SOURCE DATA:
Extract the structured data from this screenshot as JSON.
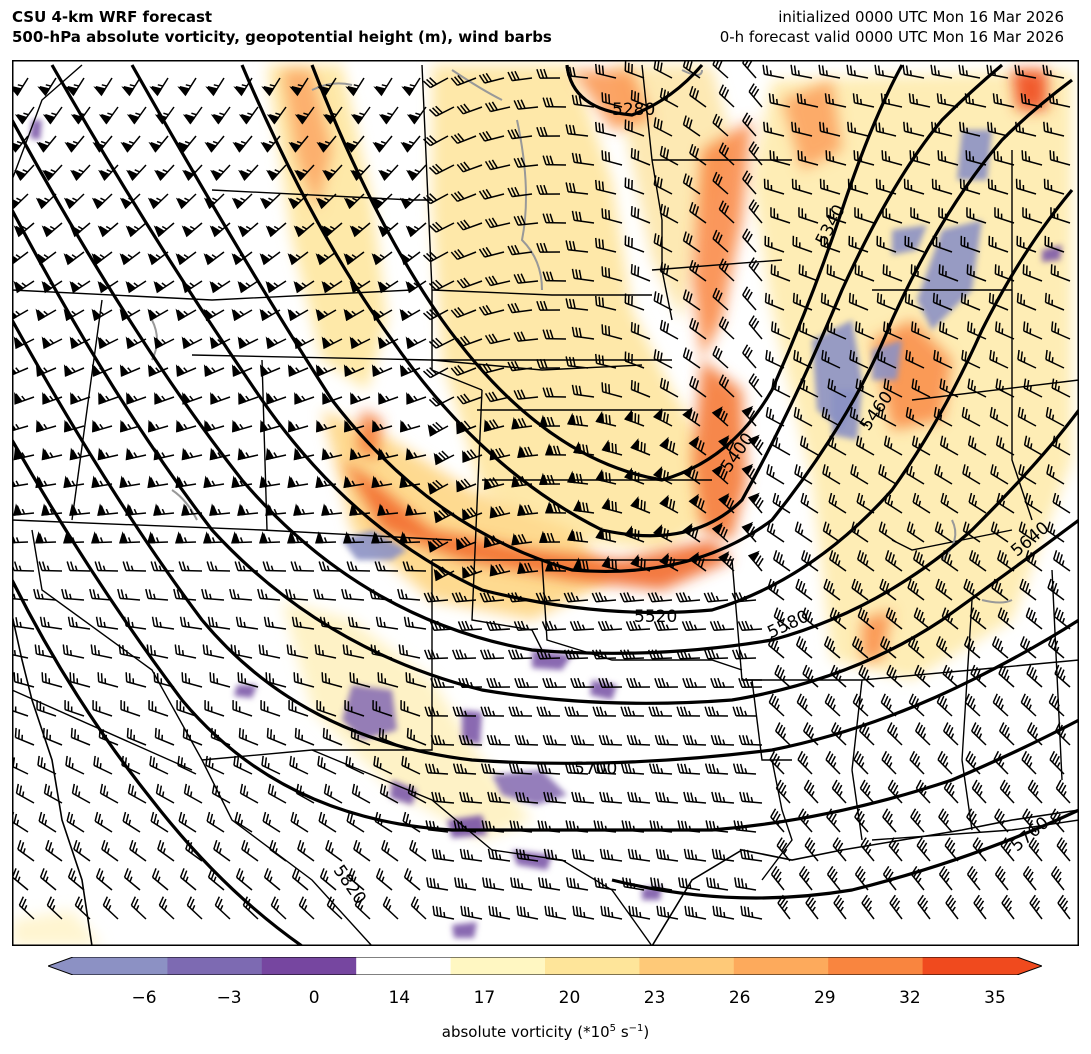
{
  "header": {
    "title_line1": "CSU 4-km WRF forecast",
    "title_line2": "500-hPa absolute vorticity, geopotential height (m), wind barbs",
    "init_line": "initialized 0000 UTC Mon 16 Mar 2026",
    "valid_line": "0-h forecast valid 0000 UTC Mon 16 Mar 2026"
  },
  "map": {
    "region": "Central and western United States",
    "contour_interval_m": 60,
    "contour_labels": [
      "5280",
      "5340",
      "5400",
      "5460",
      "5520",
      "5580",
      "5640",
      "5700",
      "5760",
      "5820"
    ],
    "colors": {
      "height_contour": "#000000",
      "state_border": "#000000",
      "lakes": "#999999",
      "negative_vorticity": "#6b4c9a",
      "strong_positive_vorticity": "#f04a1e"
    }
  },
  "colorbar": {
    "label": "absolute vorticity (*10",
    "label_exp": "5",
    "label_unit_pre": " s",
    "label_unit_exp": "−1",
    "label_close": ")",
    "ticks": [
      "−6",
      "−3",
      "0",
      "14",
      "17",
      "20",
      "23",
      "26",
      "29",
      "32",
      "35"
    ],
    "colors": [
      "#8c91c4",
      "#7d6ab2",
      "#7646a0",
      "#ffffff",
      "#fff7c2",
      "#fee59a",
      "#fec978",
      "#fdaa5c",
      "#f9853f",
      "#f04a1e"
    ]
  }
}
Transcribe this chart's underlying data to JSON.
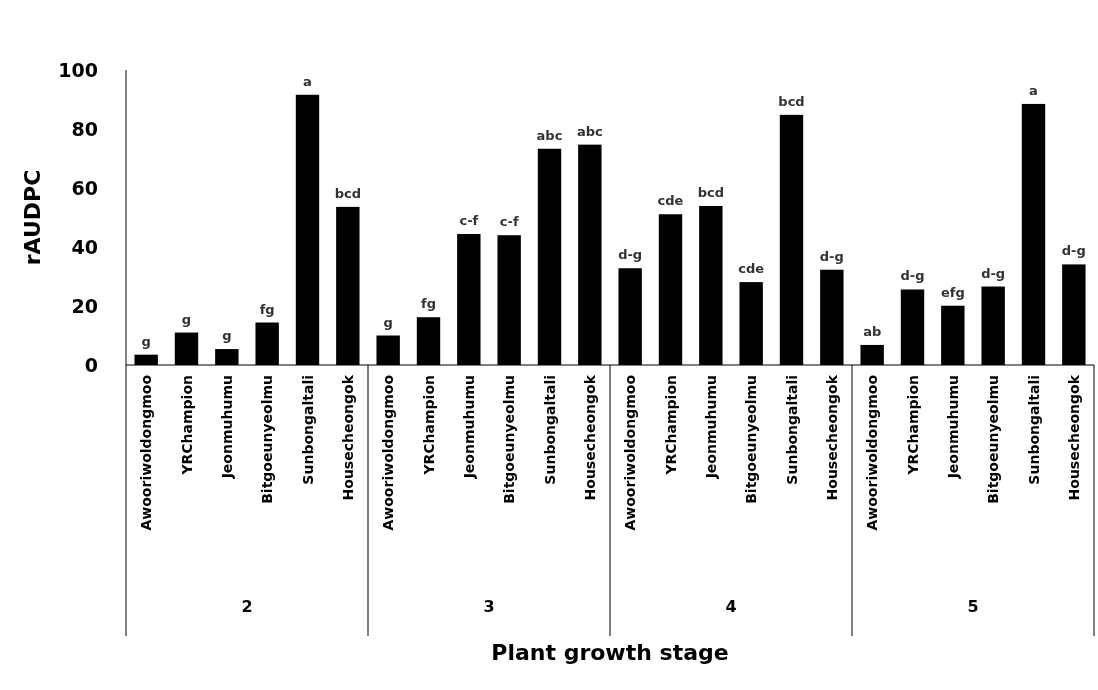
{
  "chart_data": {
    "type": "bar",
    "xlabel": "Plant growth stage",
    "ylabel": "rAUDPC",
    "categories": [
      "Awooriwoldongmoo",
      "YRChampion",
      "Jeonmuhumu",
      "Bitgoeunyeolmu",
      "Sunbongaltali",
      "Housecheongok",
      "Awooriwoldongmoo",
      "YRChampion",
      "Jeonmuhumu",
      "Bitgoeunyeolmu",
      "Sunbongaltali",
      "Housecheongok",
      "Awooriwoldongmoo",
      "YRChampion",
      "Jeonmuhumu",
      "Bitgoeunyeolmu",
      "Sunbongaltali",
      "Housecheongok",
      "Awooriwoldongmoo",
      "YRChampion",
      "Jeonmuhumu",
      "Bitgoeunyeolmu",
      "Sunbongaltali",
      "Housecheongok"
    ],
    "values": [
      3.5,
      11.0,
      5.4,
      14.4,
      91.6,
      53.6,
      10.0,
      16.2,
      44.4,
      44.0,
      73.3,
      74.7,
      32.8,
      51.1,
      53.9,
      28.1,
      84.8,
      32.3,
      6.8,
      25.6,
      20.1,
      26.6,
      88.5,
      34.1
    ],
    "value_labels": [
      "g",
      "g",
      "g",
      "fg",
      "a",
      "bcd",
      "g",
      "fg",
      "c-f",
      "c-f",
      "abc",
      "abc",
      "d-g",
      "cde",
      "bcd",
      "cde",
      "bcd",
      "d-g",
      "ab",
      "d-g",
      "efg",
      "d-g",
      "a",
      "d-g"
    ],
    "color": "#000000",
    "ylim": [
      0,
      100
    ],
    "yticks": [
      0,
      20,
      40,
      60,
      80,
      100
    ],
    "annotations": [
      "2",
      "3",
      "4",
      "5"
    ]
  }
}
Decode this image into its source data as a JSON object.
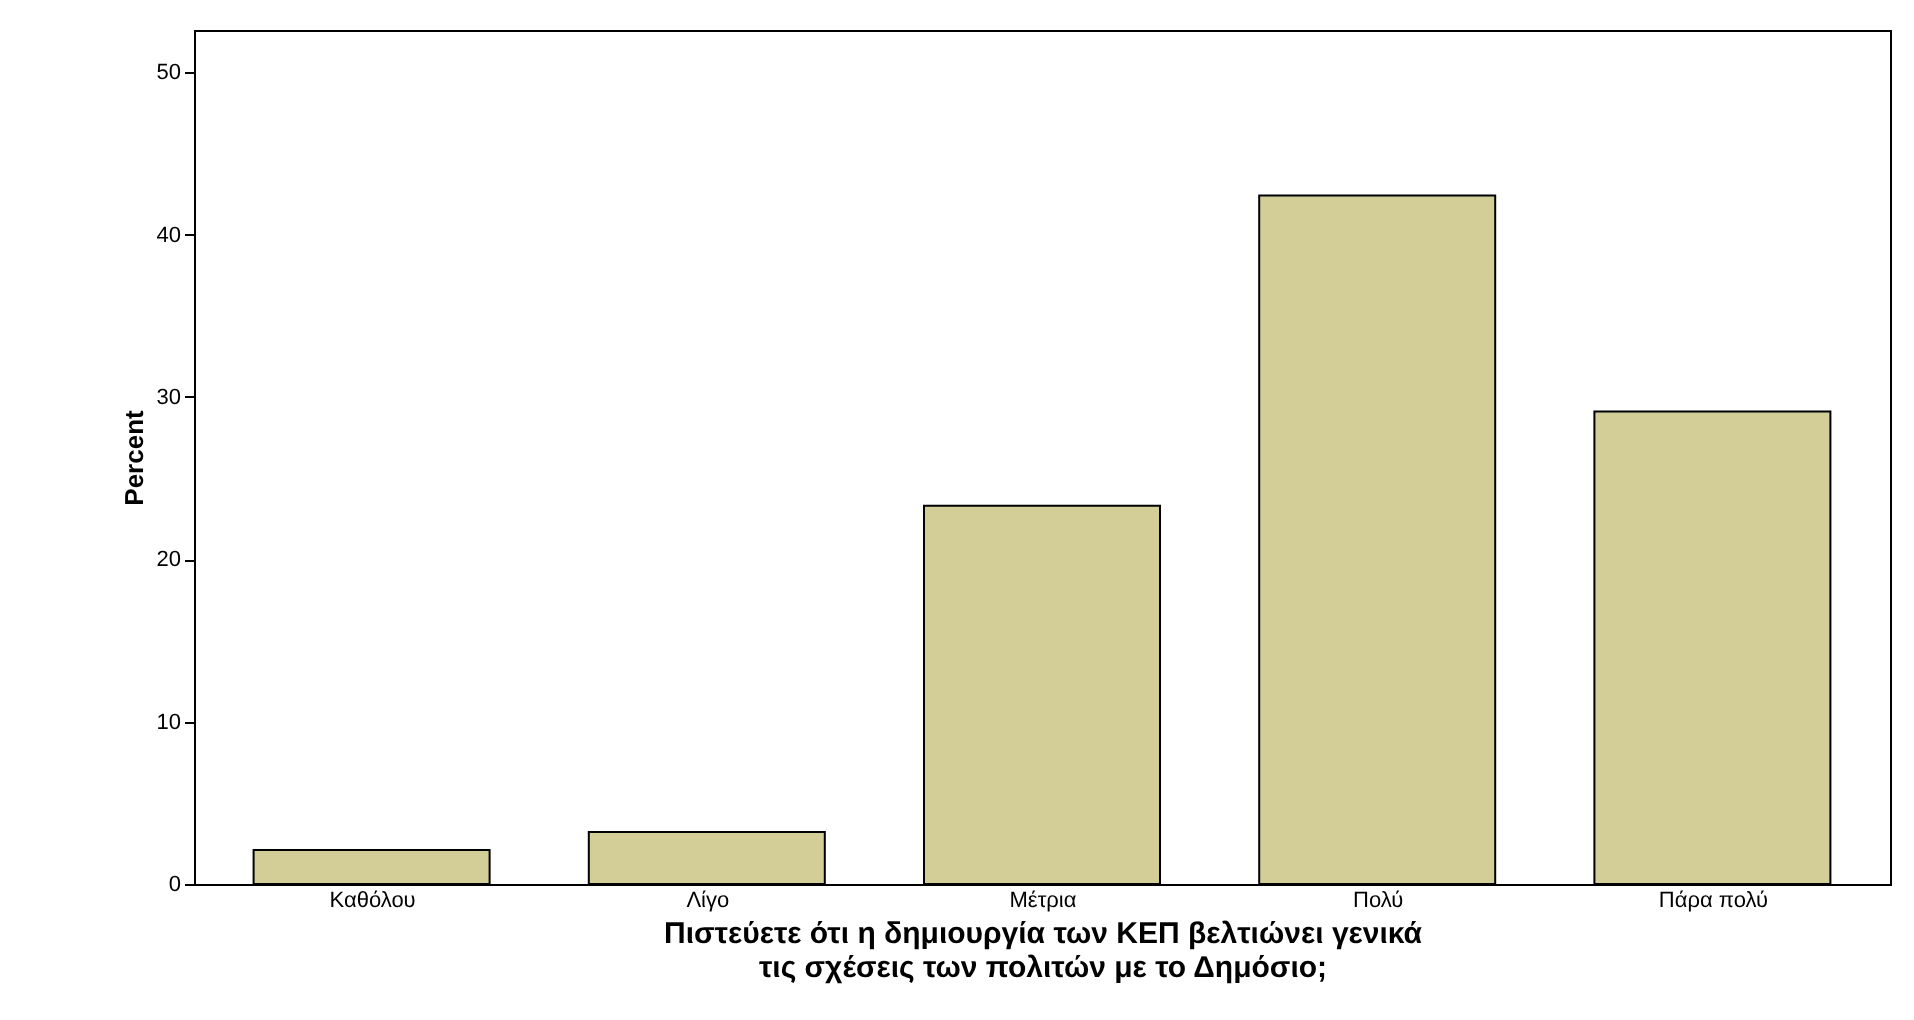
{
  "chart_data": {
    "type": "bar",
    "categories": [
      "Καθόλου",
      "Λίγο",
      "Μέτρια",
      "Πολύ",
      "Πάρα πολύ"
    ],
    "values": [
      2.1,
      3.2,
      23.3,
      42.4,
      29.1
    ],
    "color": "#d3ce98",
    "xlabel": "Πιστεύετε ότι η δημιουργία των ΚΕΠ βελτιώνει γενικά τις σχέσεις των πολιτών με το Δημόσιο;",
    "ylabel": "Percent",
    "ylim": [
      0,
      52.6
    ],
    "yticks": [
      0,
      10,
      20,
      30,
      40,
      50
    ],
    "grid": false
  }
}
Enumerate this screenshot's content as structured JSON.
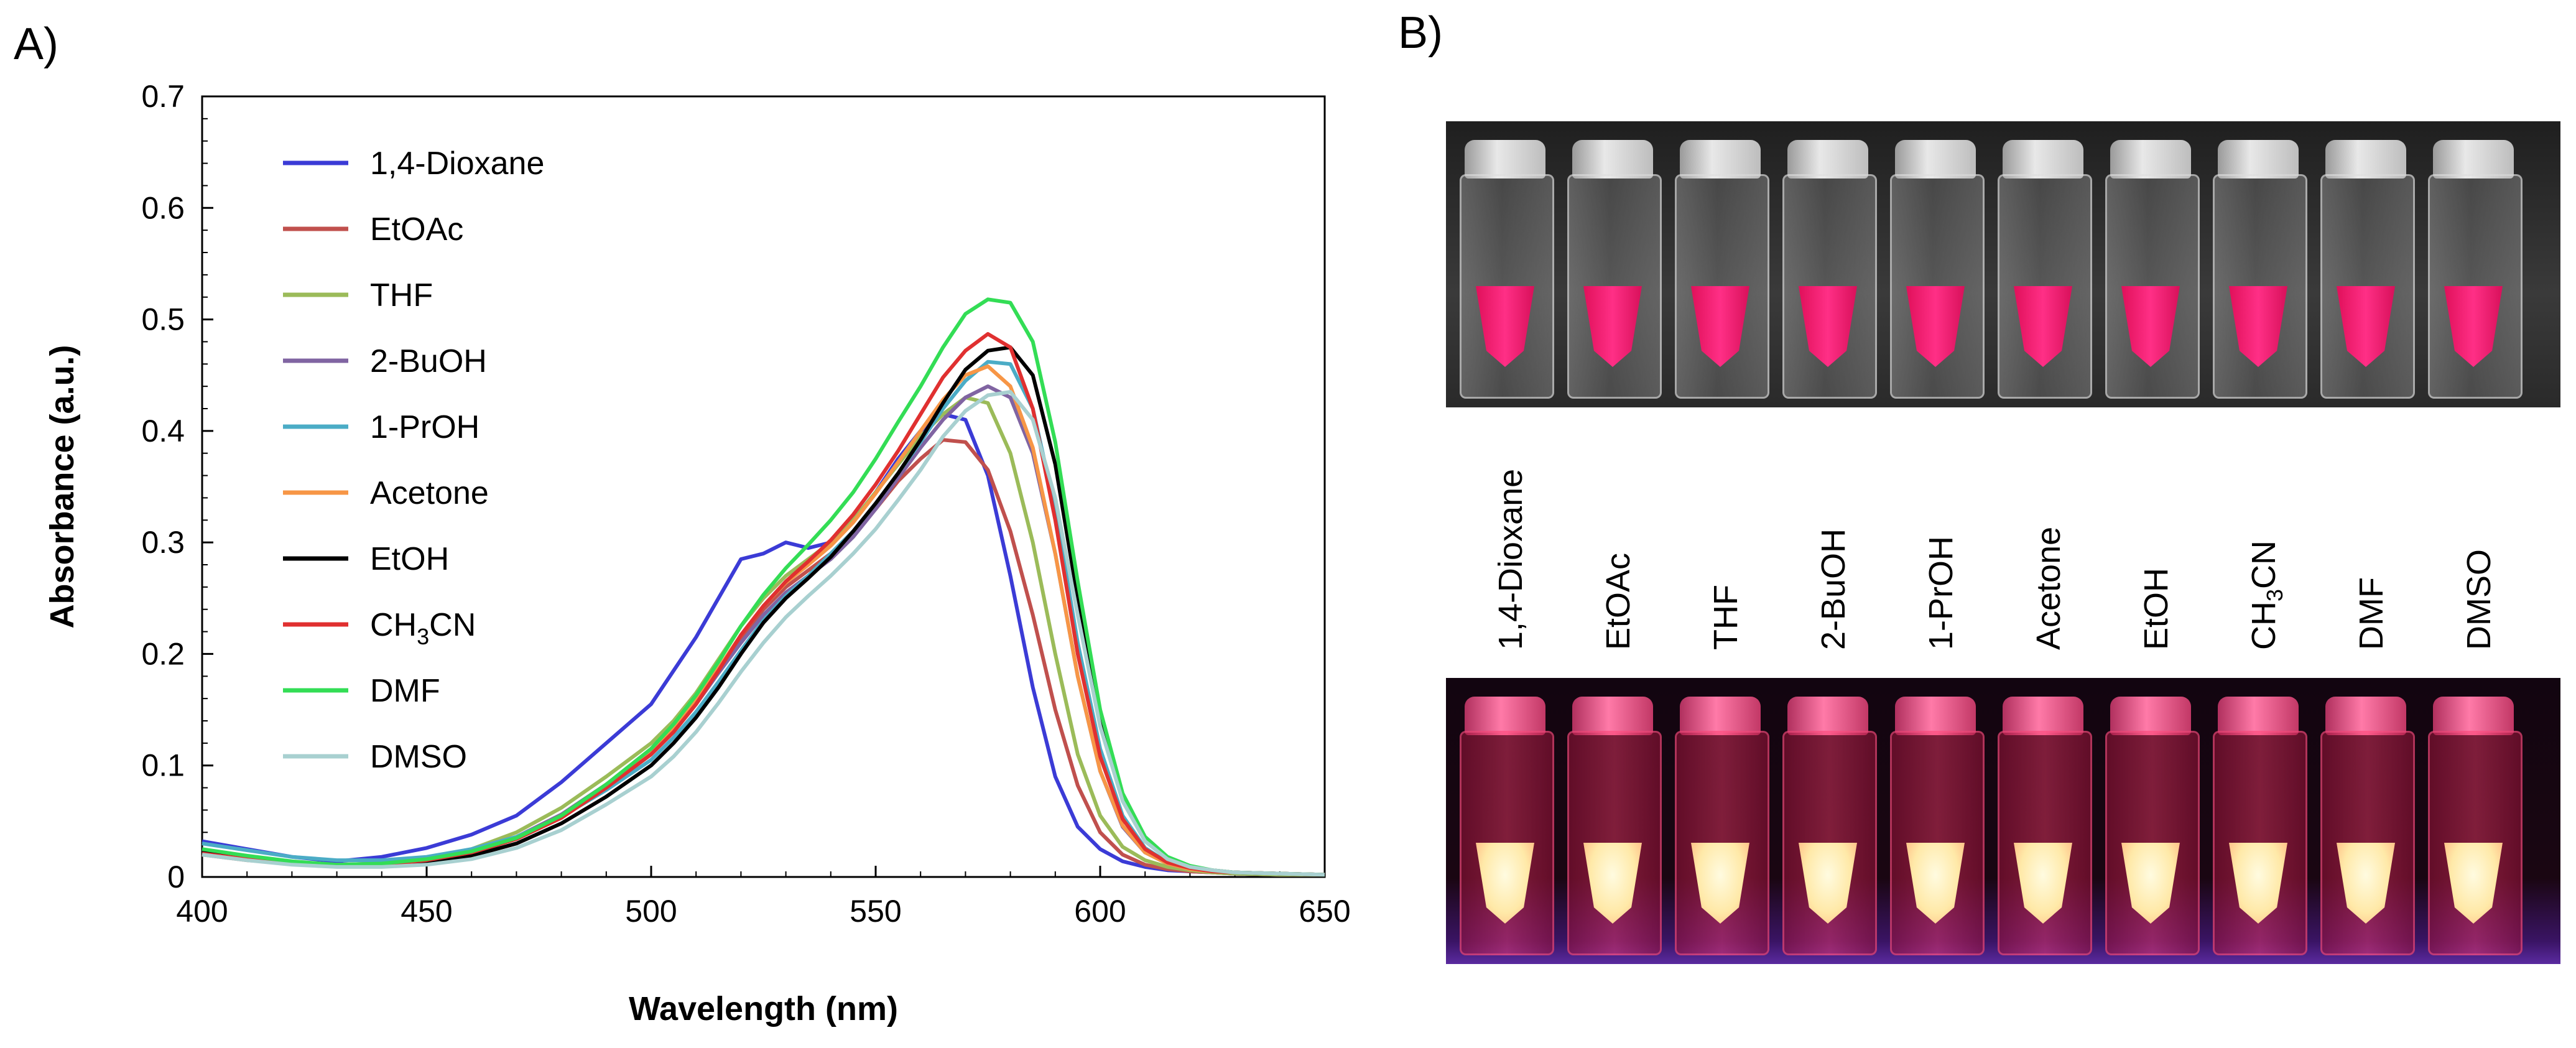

WHAT IS NEEDED:
Return all of the data exactly as written, and drop the pictures.

RESULT OF THIS EXERCISE:
Extract the structured data from this screenshot as JSON.
{
  "header": {
    "title_line1": "CSU 4-km WRF forecast",
    "title_line2": "500-hPa absolute vorticity, geopotential height (m), wind barbs",
    "init_line": "initialized 0000 UTC Mon 16 Mar 2026",
    "valid_line": "0-h forecast valid 0000 UTC Mon 16 Mar 2026"
  },
  "map": {
    "region": "Central and western United States",
    "contour_interval_m": 60,
    "contour_labels": [
      "5280",
      "5340",
      "5400",
      "5460",
      "5520",
      "5580",
      "5640",
      "5700",
      "5760",
      "5820"
    ],
    "colors": {
      "height_contour": "#000000",
      "state_border": "#000000",
      "lakes": "#999999",
      "negative_vorticity": "#6b4c9a",
      "strong_positive_vorticity": "#f04a1e"
    }
  },
  "colorbar": {
    "label": "absolute vorticity (*10",
    "label_exp": "5",
    "label_unit_pre": " s",
    "label_unit_exp": "−1",
    "label_close": ")",
    "ticks": [
      "−6",
      "−3",
      "0",
      "14",
      "17",
      "20",
      "23",
      "26",
      "29",
      "32",
      "35"
    ],
    "colors": [
      "#8c91c4",
      "#7d6ab2",
      "#7646a0",
      "#ffffff",
      "#fff7c2",
      "#fee59a",
      "#fec978",
      "#fdaa5c",
      "#f9853f",
      "#f04a1e"
    ]
  }
}
Transcribe this chart's underlying data to JSON.
{
  "chart_data": {
    "type": "bar",
    "xlabel": "Plant growth stage",
    "ylabel": "rAUDPC",
    "categories": [
      "Awooriwoldongmoo",
      "YRChampion",
      "Jeonmuhumu",
      "Bitgoeunyeolmu",
      "Sunbongaltali",
      "Housecheongok",
      "Awooriwoldongmoo",
      "YRChampion",
      "Jeonmuhumu",
      "Bitgoeunyeolmu",
      "Sunbongaltali",
      "Housecheongok",
      "Awooriwoldongmoo",
      "YRChampion",
      "Jeonmuhumu",
      "Bitgoeunyeolmu",
      "Sunbongaltali",
      "Housecheongok",
      "Awooriwoldongmoo",
      "YRChampion",
      "Jeonmuhumu",
      "Bitgoeunyeolmu",
      "Sunbongaltali",
      "Housecheongok"
    ],
    "values": [
      3.5,
      11.0,
      5.4,
      14.4,
      91.6,
      53.6,
      10.0,
      16.2,
      44.4,
      44.0,
      73.3,
      74.7,
      32.8,
      51.1,
      53.9,
      28.1,
      84.8,
      32.3,
      6.8,
      25.6,
      20.1,
      26.6,
      88.5,
      34.1
    ],
    "value_labels": [
      "g",
      "g",
      "g",
      "fg",
      "a",
      "bcd",
      "g",
      "fg",
      "c-f",
      "c-f",
      "abc",
      "abc",
      "d-g",
      "cde",
      "bcd",
      "cde",
      "bcd",
      "d-g",
      "ab",
      "d-g",
      "efg",
      "d-g",
      "a",
      "d-g"
    ],
    "color": "#000000",
    "ylim": [
      0,
      100
    ],
    "yticks": [
      0,
      20,
      40,
      60,
      80,
      100
    ],
    "annotations": [
      "2",
      "3",
      "4",
      "5"
    ]
  }
}
Decode this image into its source data as a JSON object.
{
  "chart_data": {
    "type": "bar",
    "categories": [
      "Καθόλου",
      "Λίγο",
      "Μέτρια",
      "Πολύ",
      "Πάρα πολύ"
    ],
    "values": [
      2.1,
      3.2,
      23.3,
      42.4,
      29.1
    ],
    "color": "#d3ce98",
    "xlabel": "Πιστεύετε ότι η δημιουργία των ΚΕΠ βελτιώνει γενικά τις σχέσεις των πολιτών με το Δημόσιο;",
    "ylabel": "Percent",
    "ylim": [
      0,
      52.6
    ],
    "yticks": [
      0,
      10,
      20,
      30,
      40,
      50
    ],
    "grid": false
  }
}
Enumerate this screenshot's content as structured JSON.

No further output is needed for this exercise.